Data items:
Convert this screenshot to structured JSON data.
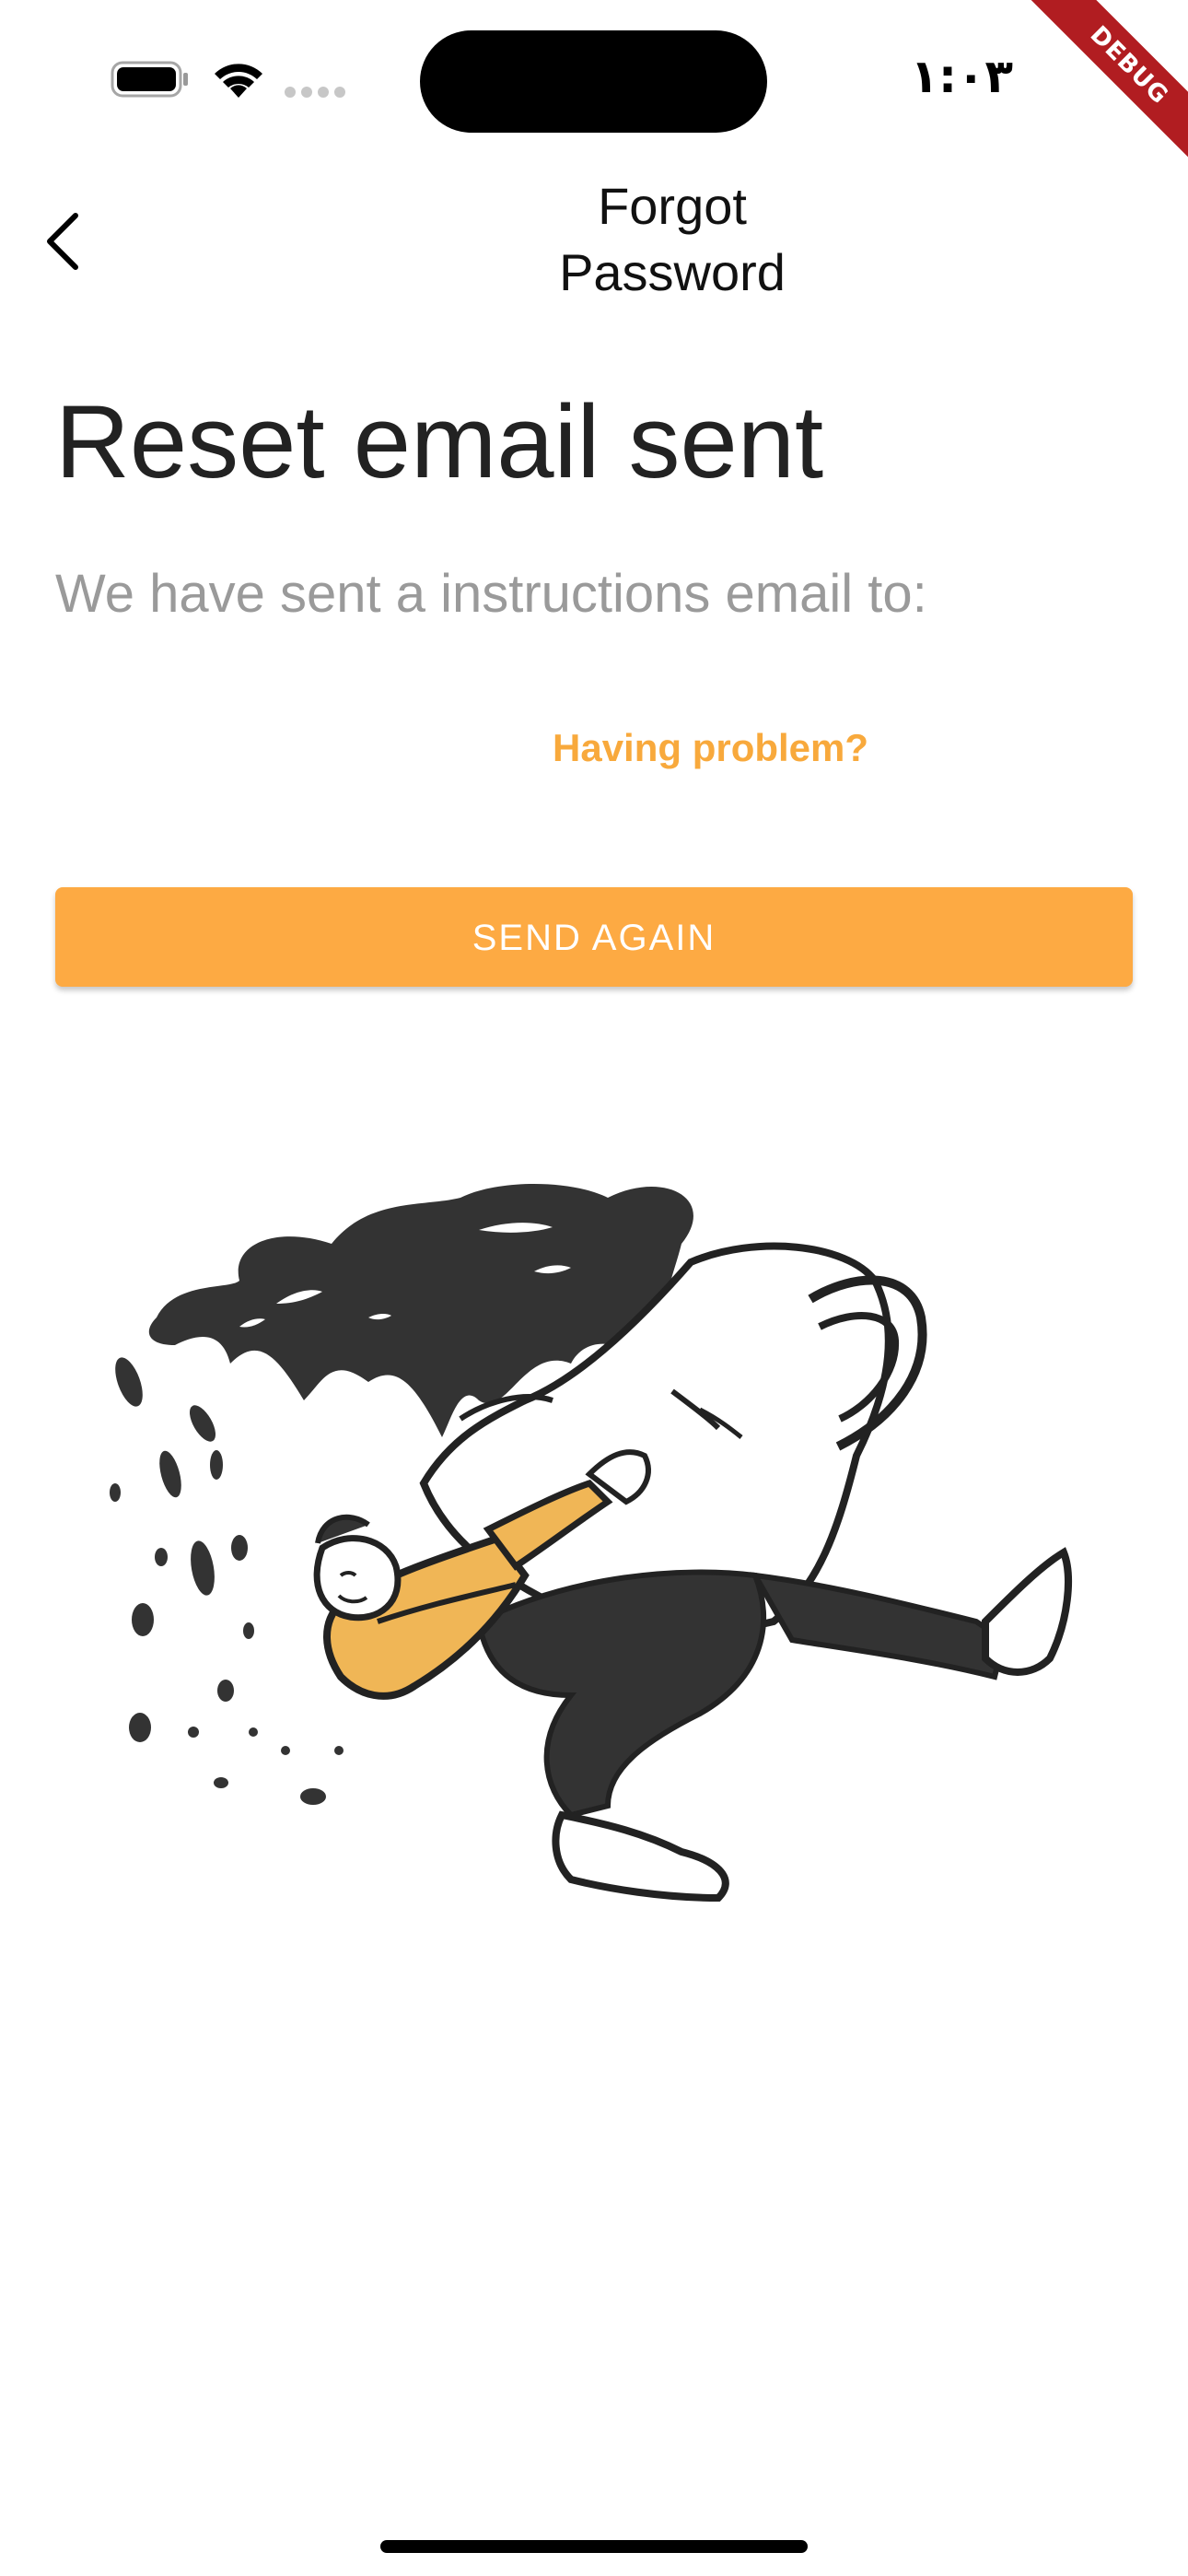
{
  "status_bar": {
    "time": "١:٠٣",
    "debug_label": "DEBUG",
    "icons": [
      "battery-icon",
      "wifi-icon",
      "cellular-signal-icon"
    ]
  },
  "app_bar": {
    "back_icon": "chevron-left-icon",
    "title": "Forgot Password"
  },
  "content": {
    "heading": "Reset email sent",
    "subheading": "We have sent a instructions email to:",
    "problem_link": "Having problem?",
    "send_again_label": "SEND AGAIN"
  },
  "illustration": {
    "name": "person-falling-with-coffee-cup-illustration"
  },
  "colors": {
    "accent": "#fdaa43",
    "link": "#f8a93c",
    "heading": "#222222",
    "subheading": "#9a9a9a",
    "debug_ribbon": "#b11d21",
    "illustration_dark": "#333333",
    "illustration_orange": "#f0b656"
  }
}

- [WHAT IS EXPECTED] The listing above needs to be output again exactly. Don't include the pictures.

- [THE OUTPUT]
Convert this screenshot to structured JSON data.
{
  "status_bar": {
    "time": "١:٠٣",
    "debug_label": "DEBUG",
    "icons": [
      "battery-icon",
      "wifi-icon",
      "cellular-signal-icon"
    ]
  },
  "app_bar": {
    "back_icon": "chevron-left-icon",
    "title": "Forgot Password"
  },
  "content": {
    "heading": "Reset email sent",
    "subheading": "We have sent a instructions email to:",
    "problem_link": "Having problem?",
    "send_again_label": "SEND AGAIN"
  },
  "illustration": {
    "name": "person-falling-with-coffee-cup-illustration"
  },
  "colors": {
    "accent": "#fdaa43",
    "link": "#f8a93c",
    "heading": "#222222",
    "subheading": "#9a9a9a",
    "debug_ribbon": "#b11d21",
    "illustration_dark": "#333333",
    "illustration_orange": "#f0b656"
  }
}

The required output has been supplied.